— START —

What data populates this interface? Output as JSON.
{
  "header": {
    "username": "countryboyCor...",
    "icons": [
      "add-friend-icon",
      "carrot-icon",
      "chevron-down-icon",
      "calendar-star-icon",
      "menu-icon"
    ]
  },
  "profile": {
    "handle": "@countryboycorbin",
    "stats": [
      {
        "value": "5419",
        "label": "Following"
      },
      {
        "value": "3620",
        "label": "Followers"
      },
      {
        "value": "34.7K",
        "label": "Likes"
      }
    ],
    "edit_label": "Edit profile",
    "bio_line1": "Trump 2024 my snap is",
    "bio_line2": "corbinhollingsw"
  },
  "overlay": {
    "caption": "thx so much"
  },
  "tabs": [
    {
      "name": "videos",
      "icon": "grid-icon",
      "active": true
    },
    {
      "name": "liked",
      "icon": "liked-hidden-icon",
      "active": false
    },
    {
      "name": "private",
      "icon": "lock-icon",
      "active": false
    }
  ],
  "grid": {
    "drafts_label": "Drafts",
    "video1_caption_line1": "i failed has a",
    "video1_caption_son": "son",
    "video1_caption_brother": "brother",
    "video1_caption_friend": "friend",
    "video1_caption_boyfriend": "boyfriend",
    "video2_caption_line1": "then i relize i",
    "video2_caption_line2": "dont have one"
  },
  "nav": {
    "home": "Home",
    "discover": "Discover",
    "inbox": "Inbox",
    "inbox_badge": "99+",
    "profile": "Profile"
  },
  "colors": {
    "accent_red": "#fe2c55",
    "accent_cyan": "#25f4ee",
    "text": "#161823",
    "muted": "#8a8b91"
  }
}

— END —

== What you have to do ==
In full and verbatim, repeat the records given above.

== Written solution ==
What data populates this interface? Output as JSON.
{
  "header": {
    "username": "countryboyCor...",
    "icons": [
      "add-friend-icon",
      "carrot-icon",
      "chevron-down-icon",
      "calendar-star-icon",
      "menu-icon"
    ]
  },
  "profile": {
    "handle": "@countryboycorbin",
    "stats": [
      {
        "value": "5419",
        "label": "Following"
      },
      {
        "value": "3620",
        "label": "Followers"
      },
      {
        "value": "34.7K",
        "label": "Likes"
      }
    ],
    "edit_label": "Edit profile",
    "bio_line1": "Trump 2024 my snap is",
    "bio_line2": "corbinhollingsw"
  },
  "overlay": {
    "caption": "thx so much"
  },
  "tabs": [
    {
      "name": "videos",
      "icon": "grid-icon",
      "active": true
    },
    {
      "name": "liked",
      "icon": "liked-hidden-icon",
      "active": false
    },
    {
      "name": "private",
      "icon": "lock-icon",
      "active": false
    }
  ],
  "grid": {
    "drafts_label": "Drafts",
    "video1_caption_line1": "i failed has a",
    "video1_caption_son": "son",
    "video1_caption_brother": "brother",
    "video1_caption_friend": "friend",
    "video1_caption_boyfriend": "boyfriend",
    "video2_caption_line1": "then i relize i",
    "video2_caption_line2": "dont have one"
  },
  "nav": {
    "home": "Home",
    "discover": "Discover",
    "inbox": "Inbox",
    "inbox_badge": "99+",
    "profile": "Profile"
  },
  "colors": {
    "accent_red": "#fe2c55",
    "accent_cyan": "#25f4ee",
    "text": "#161823",
    "muted": "#8a8b91"
  }
}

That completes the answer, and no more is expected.